● EXERCISE
Determine the number of lines in these entries that hold the word "name". Give the number and nothing more.

»»

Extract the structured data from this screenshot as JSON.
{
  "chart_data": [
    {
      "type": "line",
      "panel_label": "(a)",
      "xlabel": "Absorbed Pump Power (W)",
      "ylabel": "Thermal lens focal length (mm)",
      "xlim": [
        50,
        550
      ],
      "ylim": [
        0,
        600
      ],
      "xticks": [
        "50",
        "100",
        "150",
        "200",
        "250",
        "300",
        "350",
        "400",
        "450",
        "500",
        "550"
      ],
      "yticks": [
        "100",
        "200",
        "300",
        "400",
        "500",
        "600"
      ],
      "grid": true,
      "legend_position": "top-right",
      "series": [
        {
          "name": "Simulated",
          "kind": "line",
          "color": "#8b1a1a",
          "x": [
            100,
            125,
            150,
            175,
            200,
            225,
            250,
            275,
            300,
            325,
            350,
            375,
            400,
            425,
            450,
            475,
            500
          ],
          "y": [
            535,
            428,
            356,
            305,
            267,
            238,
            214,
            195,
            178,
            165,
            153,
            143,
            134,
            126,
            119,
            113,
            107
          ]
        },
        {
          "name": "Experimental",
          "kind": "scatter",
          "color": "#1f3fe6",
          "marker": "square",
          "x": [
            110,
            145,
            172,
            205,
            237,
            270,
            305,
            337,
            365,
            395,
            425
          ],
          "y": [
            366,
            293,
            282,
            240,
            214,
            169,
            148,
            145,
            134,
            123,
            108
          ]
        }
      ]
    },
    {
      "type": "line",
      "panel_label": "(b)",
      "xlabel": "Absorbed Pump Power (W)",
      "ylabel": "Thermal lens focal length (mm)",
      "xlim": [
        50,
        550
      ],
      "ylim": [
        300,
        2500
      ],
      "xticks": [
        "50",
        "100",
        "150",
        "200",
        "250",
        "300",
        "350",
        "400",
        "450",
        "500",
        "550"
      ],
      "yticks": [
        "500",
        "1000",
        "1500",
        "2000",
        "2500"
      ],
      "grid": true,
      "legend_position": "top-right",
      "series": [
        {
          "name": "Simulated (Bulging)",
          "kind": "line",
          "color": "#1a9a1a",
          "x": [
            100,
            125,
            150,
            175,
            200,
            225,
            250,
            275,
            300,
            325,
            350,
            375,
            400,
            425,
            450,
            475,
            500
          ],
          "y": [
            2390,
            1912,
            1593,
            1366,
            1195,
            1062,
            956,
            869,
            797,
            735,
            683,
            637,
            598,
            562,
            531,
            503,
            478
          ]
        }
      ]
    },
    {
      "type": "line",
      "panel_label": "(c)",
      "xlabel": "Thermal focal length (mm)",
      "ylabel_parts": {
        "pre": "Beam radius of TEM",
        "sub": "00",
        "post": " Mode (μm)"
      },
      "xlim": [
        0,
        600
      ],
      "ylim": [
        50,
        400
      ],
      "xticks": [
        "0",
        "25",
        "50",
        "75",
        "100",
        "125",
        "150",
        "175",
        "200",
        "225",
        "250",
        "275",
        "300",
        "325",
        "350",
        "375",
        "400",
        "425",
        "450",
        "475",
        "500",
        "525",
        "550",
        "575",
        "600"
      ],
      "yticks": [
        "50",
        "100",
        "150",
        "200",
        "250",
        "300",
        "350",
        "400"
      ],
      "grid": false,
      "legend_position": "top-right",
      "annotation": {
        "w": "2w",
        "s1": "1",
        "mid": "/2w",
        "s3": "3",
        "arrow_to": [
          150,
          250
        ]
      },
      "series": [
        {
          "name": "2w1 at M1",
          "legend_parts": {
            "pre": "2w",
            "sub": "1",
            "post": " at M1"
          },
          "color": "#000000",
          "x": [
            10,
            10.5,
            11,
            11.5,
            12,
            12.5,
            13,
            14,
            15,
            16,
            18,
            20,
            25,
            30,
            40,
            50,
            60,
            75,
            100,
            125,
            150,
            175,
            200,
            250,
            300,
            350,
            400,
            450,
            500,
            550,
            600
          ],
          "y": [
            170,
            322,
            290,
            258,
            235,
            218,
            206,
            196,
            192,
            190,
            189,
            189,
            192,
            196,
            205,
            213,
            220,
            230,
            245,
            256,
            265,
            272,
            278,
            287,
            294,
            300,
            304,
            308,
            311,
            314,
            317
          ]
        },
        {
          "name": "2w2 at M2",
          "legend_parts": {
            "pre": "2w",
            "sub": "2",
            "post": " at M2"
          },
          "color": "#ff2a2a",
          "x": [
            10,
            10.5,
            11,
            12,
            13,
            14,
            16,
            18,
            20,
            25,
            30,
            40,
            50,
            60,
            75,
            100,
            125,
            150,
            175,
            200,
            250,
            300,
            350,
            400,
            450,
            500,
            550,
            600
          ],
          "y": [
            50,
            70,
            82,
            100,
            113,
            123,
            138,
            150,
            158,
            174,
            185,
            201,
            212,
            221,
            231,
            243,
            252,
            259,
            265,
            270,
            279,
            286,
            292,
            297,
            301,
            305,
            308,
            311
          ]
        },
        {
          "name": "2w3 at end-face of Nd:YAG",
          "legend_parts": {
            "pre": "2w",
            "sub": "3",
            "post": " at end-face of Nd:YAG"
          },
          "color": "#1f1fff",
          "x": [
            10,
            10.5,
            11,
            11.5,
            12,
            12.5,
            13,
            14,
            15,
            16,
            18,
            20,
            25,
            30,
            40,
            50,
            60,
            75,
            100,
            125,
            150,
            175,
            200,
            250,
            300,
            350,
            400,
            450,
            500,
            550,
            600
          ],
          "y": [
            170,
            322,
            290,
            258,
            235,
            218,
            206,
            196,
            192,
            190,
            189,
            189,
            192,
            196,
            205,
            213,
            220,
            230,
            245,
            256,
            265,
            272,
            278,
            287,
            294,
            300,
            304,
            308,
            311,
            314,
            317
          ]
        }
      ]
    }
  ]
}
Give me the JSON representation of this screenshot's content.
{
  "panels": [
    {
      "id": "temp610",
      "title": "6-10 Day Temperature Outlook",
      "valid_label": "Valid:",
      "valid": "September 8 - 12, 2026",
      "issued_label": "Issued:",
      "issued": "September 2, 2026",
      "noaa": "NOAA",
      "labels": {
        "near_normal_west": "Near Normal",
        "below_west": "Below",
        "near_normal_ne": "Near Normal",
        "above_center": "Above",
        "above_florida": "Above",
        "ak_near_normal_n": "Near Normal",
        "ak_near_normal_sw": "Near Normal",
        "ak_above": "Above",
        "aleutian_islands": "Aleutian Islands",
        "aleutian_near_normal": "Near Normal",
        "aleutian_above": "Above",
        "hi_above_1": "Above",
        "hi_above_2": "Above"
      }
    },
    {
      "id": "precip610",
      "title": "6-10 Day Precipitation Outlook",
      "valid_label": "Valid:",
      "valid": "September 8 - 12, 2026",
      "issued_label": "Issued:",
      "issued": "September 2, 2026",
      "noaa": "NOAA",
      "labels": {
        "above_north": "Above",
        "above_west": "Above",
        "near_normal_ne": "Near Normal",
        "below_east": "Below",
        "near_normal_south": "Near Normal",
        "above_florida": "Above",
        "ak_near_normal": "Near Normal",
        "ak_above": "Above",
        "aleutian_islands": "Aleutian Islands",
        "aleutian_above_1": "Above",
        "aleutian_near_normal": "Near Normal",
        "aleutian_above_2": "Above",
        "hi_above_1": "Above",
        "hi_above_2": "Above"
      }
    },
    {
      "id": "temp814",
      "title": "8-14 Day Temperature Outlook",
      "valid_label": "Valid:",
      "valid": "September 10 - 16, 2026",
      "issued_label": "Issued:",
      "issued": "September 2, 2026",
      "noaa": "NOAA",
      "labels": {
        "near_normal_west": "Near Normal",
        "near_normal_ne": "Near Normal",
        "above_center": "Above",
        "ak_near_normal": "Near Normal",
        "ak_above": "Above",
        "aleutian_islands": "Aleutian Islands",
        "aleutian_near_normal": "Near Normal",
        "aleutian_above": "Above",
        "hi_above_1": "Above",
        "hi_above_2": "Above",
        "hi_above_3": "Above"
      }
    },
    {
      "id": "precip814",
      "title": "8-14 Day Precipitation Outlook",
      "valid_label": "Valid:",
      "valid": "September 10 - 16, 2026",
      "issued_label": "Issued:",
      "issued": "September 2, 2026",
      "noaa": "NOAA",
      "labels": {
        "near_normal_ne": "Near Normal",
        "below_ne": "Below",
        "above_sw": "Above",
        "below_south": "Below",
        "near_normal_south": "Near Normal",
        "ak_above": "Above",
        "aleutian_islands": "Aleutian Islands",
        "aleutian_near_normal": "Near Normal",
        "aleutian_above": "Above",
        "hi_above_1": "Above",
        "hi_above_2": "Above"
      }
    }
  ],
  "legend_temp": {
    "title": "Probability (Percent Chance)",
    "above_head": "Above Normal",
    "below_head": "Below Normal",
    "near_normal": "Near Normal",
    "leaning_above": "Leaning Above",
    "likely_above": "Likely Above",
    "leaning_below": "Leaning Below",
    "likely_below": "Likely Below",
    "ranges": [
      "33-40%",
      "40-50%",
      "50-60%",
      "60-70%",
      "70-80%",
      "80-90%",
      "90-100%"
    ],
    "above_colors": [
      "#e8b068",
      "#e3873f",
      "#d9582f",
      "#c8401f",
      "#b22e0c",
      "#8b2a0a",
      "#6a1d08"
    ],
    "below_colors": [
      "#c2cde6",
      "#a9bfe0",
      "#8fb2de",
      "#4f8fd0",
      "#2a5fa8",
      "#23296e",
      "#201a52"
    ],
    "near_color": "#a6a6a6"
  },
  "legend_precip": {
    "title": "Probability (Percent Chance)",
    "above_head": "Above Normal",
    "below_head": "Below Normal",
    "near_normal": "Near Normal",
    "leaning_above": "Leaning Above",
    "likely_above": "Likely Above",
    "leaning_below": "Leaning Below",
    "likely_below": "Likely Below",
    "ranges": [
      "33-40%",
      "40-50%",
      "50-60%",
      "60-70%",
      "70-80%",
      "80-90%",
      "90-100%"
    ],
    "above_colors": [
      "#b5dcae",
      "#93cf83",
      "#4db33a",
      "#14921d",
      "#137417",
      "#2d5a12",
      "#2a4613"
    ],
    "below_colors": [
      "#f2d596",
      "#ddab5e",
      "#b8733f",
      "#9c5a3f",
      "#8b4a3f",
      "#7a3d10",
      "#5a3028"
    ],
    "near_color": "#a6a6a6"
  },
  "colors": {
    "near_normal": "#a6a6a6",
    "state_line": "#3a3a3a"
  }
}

««

● RESULT FOR THIS EXERCISE
6